-- Provided text --
Keith was in his ex-girlfriend’s apartment in Sandyford when the phone rang on Sunday morning. His five-year-old daughter Hannah was in his parents’ house and he was expecting her to call. Instead, he heard the panicked voice of his mother Patricia.

“She said ‘you’ve got to get home, Tonya’s been in an accident’. My whole body froze but then I thought, she’s gonna be okay. Her friend had fallen off her bike a few weeks before and hurt her knee, and Tonya waited with her for the ambulance to arrive. I thought it was that sort of scenario.”

Keith’s split second of relief was quickly shattered. “Mam said ‘we think she’s dead’. I was in a panic. I had to get home because I knew it was just Hannah and my mam there by themselves.”

Shortly before Keith spoke to his mother, two representatives from Orwell Wheelers had called to the family home in Rathfarnham. They explained that Tonya had been in an accident and drove Tonya’s father Brian and sister Ciara to the village of Rathcoffey in Co Kildare. They were met by gardaí and were told to drive on to Naas hospital where they discovered Tonya had died.

In London, Jennifer had been waiting all morning for Tonya to reply to her message. “Tonya was reliable as clockwork, she would always write back. I checked my phone a couple of times and said to my husband ‘that’s a bit weird’.

“By 4pm I knew there was something wrong so I sent her a Facebook message but heard nothing back.”

-- Directions --
In the account, where did the gardaí tell Tonya's father and sister to drive?

-- Provided records --
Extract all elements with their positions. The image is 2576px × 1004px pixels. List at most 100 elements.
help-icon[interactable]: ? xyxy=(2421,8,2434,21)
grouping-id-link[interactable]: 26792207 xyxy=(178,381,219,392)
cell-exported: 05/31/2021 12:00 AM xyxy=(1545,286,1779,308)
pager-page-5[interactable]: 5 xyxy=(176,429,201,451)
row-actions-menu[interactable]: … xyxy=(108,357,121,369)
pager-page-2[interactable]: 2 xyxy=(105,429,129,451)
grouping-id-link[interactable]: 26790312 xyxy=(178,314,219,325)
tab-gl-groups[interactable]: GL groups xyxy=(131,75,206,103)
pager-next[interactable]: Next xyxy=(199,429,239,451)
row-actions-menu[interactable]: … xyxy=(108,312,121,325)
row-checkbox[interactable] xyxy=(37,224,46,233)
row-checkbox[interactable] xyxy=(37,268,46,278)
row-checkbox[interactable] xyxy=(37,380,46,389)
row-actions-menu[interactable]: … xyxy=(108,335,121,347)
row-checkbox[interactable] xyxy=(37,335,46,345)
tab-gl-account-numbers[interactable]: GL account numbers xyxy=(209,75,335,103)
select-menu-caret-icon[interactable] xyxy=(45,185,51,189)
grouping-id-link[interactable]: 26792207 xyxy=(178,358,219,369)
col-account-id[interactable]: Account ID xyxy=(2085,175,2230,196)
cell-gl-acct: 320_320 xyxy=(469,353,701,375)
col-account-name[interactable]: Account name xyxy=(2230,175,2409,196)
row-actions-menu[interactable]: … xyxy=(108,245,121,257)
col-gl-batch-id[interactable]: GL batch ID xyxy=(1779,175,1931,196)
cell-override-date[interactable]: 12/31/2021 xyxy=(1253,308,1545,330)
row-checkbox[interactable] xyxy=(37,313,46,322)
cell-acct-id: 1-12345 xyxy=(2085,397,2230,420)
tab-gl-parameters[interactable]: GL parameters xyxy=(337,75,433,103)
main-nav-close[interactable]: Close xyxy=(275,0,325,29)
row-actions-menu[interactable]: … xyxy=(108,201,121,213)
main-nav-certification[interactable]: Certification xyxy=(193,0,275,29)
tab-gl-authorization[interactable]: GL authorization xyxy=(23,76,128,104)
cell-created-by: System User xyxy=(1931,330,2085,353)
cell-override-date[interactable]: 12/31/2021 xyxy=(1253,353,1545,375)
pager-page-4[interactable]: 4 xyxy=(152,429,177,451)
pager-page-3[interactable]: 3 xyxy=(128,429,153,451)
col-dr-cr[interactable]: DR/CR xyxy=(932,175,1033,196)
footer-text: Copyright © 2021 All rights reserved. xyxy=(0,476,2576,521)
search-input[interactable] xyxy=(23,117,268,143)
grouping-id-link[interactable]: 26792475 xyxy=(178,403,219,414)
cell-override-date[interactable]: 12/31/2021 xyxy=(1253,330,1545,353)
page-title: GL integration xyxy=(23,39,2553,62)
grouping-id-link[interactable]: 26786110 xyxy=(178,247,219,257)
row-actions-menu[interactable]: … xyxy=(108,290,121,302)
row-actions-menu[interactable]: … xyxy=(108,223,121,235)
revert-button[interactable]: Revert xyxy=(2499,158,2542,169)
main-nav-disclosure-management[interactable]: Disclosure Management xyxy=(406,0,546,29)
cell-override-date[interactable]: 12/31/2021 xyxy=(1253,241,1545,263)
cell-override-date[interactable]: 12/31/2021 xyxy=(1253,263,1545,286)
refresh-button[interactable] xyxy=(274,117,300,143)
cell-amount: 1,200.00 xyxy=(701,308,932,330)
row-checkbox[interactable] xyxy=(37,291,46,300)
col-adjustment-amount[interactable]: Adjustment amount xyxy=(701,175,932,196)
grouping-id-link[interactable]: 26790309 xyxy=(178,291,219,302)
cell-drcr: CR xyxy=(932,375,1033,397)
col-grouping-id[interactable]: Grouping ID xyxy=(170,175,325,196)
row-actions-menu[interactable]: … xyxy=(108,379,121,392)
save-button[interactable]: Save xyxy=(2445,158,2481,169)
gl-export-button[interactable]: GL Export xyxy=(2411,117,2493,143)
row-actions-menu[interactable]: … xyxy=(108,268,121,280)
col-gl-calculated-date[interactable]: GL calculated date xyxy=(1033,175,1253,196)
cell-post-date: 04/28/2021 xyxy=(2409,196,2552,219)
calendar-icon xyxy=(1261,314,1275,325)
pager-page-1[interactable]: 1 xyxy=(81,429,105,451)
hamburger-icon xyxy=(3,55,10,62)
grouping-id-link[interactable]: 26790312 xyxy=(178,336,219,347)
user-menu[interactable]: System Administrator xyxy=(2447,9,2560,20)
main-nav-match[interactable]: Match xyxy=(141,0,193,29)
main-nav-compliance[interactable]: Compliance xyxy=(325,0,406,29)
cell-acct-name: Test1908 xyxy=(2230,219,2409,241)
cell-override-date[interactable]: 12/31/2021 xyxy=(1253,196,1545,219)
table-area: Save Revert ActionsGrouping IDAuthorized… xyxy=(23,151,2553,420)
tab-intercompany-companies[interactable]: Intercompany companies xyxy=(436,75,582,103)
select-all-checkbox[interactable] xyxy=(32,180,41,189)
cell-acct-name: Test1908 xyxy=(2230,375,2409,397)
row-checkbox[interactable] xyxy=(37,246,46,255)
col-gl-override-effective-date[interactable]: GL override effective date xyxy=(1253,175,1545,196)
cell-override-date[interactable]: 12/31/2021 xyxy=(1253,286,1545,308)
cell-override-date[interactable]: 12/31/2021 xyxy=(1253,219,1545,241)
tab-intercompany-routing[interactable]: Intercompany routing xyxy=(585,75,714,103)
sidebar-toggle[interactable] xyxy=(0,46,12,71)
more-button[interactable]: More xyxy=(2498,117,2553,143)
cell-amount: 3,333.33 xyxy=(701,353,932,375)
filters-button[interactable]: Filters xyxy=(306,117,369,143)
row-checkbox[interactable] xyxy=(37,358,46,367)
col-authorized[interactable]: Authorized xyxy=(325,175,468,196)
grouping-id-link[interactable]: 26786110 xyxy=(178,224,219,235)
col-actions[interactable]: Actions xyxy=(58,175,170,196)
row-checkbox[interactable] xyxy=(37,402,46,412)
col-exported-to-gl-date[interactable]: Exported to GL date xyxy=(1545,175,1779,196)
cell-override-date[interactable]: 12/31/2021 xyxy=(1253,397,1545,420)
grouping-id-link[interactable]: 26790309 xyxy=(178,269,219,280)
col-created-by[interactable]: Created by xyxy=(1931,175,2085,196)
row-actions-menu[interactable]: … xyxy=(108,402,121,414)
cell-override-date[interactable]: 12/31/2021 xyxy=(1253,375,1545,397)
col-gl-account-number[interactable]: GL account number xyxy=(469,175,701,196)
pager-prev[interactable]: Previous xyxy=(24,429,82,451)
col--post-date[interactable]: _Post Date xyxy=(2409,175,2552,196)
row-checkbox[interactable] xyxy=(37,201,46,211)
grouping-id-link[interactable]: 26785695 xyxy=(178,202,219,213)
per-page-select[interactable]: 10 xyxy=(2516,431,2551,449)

-- Reply --
Naas hospital